:: Requirement ::
Determine how many lines carry the word "Week". Output that number only.

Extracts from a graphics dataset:
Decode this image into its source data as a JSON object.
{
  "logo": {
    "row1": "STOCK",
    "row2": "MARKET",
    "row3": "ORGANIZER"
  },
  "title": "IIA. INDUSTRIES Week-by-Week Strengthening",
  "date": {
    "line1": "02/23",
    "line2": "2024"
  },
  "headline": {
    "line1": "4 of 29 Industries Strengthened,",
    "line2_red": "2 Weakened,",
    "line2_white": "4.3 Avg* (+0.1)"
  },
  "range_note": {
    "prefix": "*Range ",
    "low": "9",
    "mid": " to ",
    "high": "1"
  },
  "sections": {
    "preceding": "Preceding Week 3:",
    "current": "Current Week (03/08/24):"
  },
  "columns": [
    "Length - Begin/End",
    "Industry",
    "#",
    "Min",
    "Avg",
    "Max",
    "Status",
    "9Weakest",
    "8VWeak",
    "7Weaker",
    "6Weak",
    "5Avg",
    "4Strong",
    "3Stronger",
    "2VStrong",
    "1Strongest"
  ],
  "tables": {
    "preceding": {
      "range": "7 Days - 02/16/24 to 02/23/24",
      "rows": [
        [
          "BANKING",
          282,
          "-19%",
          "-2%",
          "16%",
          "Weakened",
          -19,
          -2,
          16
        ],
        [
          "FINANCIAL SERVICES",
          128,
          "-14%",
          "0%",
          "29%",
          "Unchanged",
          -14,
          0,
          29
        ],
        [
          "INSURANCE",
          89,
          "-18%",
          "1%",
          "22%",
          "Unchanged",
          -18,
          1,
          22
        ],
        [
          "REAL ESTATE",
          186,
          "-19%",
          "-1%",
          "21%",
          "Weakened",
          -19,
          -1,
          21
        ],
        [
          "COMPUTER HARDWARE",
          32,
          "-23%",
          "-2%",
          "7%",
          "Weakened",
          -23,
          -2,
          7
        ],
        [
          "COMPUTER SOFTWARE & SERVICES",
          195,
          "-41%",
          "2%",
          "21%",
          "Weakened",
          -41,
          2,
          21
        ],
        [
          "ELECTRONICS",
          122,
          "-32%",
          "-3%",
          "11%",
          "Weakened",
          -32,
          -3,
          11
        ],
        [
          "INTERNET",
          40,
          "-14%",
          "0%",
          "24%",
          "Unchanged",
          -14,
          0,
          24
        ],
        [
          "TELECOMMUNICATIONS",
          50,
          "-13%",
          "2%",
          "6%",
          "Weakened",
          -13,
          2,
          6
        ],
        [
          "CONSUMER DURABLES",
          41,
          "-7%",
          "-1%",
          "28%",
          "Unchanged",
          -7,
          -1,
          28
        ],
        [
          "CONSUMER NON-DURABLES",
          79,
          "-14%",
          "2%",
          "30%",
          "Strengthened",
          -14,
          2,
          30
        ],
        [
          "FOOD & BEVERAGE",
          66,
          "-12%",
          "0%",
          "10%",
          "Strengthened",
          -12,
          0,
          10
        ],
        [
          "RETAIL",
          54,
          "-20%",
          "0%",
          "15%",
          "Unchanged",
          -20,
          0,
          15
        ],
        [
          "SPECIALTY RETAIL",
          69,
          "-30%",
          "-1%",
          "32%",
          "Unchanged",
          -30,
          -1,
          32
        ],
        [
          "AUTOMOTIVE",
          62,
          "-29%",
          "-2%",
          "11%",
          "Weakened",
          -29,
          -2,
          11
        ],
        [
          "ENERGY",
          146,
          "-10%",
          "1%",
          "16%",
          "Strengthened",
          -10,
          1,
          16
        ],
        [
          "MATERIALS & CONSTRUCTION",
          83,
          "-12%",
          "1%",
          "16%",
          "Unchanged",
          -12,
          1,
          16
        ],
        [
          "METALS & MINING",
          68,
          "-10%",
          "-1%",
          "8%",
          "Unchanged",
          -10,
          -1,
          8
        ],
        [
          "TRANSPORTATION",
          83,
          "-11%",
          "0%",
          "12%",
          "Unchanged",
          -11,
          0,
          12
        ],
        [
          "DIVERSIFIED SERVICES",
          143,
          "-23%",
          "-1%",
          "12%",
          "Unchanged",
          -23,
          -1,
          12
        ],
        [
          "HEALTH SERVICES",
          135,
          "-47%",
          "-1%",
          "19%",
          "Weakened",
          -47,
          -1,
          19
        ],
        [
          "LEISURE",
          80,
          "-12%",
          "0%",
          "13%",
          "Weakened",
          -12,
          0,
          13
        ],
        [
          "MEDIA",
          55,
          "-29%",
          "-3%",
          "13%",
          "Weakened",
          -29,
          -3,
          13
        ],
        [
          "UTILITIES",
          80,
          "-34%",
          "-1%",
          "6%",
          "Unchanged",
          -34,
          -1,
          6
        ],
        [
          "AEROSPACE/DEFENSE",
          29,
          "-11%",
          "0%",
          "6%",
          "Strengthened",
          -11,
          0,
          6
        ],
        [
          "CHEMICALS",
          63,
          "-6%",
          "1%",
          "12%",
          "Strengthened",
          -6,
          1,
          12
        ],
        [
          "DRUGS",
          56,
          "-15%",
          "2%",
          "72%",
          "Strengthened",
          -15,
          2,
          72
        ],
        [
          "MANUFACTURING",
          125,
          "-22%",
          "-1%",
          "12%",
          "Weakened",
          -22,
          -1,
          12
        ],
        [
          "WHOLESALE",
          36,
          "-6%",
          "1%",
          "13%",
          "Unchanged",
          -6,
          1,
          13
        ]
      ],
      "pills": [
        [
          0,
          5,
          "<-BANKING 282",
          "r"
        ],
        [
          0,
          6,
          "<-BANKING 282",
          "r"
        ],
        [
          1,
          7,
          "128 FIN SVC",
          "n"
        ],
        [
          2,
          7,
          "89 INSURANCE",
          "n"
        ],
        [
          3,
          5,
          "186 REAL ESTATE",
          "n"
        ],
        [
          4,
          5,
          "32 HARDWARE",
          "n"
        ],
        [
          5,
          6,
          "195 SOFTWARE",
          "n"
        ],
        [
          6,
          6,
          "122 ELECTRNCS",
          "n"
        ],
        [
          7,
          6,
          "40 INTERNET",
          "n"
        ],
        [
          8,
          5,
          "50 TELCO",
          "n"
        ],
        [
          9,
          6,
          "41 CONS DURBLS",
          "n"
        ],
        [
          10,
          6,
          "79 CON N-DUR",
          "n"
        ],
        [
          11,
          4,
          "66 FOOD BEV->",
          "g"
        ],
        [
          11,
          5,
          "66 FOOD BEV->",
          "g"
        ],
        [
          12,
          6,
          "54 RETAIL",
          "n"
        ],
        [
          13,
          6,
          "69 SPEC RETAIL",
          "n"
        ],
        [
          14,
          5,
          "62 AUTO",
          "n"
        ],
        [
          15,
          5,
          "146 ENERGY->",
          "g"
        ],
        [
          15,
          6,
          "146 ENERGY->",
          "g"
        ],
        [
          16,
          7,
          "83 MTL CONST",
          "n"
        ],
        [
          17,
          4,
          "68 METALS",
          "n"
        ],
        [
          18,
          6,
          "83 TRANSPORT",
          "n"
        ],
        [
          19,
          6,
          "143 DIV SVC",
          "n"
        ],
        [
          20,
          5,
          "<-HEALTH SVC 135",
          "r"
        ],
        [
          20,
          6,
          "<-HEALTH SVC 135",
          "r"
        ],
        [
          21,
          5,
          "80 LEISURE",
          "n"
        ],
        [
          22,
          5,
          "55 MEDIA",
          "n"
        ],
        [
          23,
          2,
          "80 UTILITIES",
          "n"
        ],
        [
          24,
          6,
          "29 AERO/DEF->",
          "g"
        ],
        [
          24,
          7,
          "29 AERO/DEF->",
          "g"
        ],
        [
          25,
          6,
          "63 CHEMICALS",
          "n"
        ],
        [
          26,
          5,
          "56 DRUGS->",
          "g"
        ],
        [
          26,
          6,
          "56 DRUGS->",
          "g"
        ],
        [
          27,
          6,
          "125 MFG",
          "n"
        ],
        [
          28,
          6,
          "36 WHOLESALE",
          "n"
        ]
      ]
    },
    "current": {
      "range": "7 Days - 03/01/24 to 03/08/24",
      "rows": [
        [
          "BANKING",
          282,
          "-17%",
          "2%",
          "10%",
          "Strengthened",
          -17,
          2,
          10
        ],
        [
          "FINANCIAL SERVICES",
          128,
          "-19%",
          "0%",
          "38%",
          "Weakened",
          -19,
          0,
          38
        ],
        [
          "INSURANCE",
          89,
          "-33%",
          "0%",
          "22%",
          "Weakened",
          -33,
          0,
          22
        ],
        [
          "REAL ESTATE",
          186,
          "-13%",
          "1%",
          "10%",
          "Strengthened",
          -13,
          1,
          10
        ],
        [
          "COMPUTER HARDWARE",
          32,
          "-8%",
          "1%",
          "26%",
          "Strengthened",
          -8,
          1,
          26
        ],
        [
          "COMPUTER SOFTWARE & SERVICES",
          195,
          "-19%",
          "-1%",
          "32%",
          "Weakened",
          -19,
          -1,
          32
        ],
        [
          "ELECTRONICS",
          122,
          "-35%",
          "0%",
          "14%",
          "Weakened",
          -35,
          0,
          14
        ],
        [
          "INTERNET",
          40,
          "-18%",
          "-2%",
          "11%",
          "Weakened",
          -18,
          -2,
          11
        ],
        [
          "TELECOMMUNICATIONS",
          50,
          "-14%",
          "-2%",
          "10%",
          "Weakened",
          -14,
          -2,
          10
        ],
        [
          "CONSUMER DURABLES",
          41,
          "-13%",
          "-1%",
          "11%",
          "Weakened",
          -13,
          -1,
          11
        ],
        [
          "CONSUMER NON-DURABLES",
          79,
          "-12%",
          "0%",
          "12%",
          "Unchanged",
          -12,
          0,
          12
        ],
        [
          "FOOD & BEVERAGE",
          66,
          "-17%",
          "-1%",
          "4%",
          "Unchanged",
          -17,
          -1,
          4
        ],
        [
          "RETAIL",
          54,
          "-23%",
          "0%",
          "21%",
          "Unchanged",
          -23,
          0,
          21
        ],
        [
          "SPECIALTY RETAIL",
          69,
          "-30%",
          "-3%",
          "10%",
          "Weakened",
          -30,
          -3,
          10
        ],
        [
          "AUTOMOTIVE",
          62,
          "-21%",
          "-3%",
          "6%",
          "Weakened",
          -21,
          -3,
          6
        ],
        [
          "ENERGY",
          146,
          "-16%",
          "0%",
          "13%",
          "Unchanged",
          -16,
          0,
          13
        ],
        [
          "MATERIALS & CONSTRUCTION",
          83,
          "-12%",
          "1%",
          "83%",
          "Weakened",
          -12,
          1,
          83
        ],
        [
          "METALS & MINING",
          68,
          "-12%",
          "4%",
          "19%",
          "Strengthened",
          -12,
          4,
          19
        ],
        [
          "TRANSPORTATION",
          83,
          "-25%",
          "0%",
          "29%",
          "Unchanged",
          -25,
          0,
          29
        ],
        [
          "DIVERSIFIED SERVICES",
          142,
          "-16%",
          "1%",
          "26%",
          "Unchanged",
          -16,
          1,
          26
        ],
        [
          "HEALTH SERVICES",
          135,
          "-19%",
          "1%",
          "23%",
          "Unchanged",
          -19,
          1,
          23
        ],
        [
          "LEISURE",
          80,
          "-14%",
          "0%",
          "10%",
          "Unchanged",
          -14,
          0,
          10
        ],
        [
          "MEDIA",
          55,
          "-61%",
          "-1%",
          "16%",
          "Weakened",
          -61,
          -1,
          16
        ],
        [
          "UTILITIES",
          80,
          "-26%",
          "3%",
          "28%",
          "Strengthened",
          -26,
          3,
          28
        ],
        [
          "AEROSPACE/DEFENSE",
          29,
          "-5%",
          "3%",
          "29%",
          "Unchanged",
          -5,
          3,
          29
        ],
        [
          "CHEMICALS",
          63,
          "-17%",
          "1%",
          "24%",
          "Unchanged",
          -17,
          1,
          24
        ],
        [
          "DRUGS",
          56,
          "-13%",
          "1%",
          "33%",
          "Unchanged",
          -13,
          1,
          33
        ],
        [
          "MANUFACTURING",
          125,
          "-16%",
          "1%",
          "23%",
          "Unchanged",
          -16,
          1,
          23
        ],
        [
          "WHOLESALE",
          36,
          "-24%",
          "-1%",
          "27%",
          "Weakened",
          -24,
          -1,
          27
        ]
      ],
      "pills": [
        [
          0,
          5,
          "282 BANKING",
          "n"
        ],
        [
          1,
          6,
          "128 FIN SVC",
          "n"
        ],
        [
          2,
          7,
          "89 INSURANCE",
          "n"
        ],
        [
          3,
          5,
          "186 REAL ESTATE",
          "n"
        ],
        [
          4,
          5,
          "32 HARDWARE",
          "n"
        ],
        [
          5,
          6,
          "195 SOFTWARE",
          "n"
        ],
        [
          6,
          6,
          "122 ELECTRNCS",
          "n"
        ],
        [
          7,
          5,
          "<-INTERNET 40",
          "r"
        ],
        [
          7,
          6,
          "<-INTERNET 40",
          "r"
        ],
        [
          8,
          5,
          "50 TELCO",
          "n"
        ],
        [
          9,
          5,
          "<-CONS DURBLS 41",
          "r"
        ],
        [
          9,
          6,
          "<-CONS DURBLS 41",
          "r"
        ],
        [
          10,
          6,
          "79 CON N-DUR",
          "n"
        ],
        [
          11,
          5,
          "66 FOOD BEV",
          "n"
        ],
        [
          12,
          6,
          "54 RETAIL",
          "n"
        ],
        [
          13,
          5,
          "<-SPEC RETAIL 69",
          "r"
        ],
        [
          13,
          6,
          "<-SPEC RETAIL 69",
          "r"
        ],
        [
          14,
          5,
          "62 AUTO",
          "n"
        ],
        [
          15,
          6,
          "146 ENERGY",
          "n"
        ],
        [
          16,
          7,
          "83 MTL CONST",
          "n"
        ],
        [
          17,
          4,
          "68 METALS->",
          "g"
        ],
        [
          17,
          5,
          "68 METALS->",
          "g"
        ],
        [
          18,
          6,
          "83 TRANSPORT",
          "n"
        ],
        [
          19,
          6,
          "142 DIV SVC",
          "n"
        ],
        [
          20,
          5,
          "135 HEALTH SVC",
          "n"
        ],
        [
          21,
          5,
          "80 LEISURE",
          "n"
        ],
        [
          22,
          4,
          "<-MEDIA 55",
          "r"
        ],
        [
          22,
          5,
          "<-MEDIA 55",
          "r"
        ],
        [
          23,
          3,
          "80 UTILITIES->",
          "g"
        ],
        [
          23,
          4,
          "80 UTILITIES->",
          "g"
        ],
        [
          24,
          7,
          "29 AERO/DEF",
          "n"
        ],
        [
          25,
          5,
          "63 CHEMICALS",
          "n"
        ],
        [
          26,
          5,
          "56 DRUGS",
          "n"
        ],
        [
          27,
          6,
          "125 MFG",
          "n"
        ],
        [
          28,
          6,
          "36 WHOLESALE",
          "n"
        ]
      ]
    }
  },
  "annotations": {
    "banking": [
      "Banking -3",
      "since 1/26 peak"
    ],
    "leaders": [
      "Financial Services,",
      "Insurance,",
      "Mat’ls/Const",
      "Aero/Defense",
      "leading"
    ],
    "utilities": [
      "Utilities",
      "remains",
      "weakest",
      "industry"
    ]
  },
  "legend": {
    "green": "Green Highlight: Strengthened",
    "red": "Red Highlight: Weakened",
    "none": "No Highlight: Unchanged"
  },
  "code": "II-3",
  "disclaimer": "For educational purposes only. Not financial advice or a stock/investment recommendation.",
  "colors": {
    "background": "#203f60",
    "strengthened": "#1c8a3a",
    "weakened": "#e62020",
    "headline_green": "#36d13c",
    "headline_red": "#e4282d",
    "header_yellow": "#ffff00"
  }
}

:: Expected output ::
3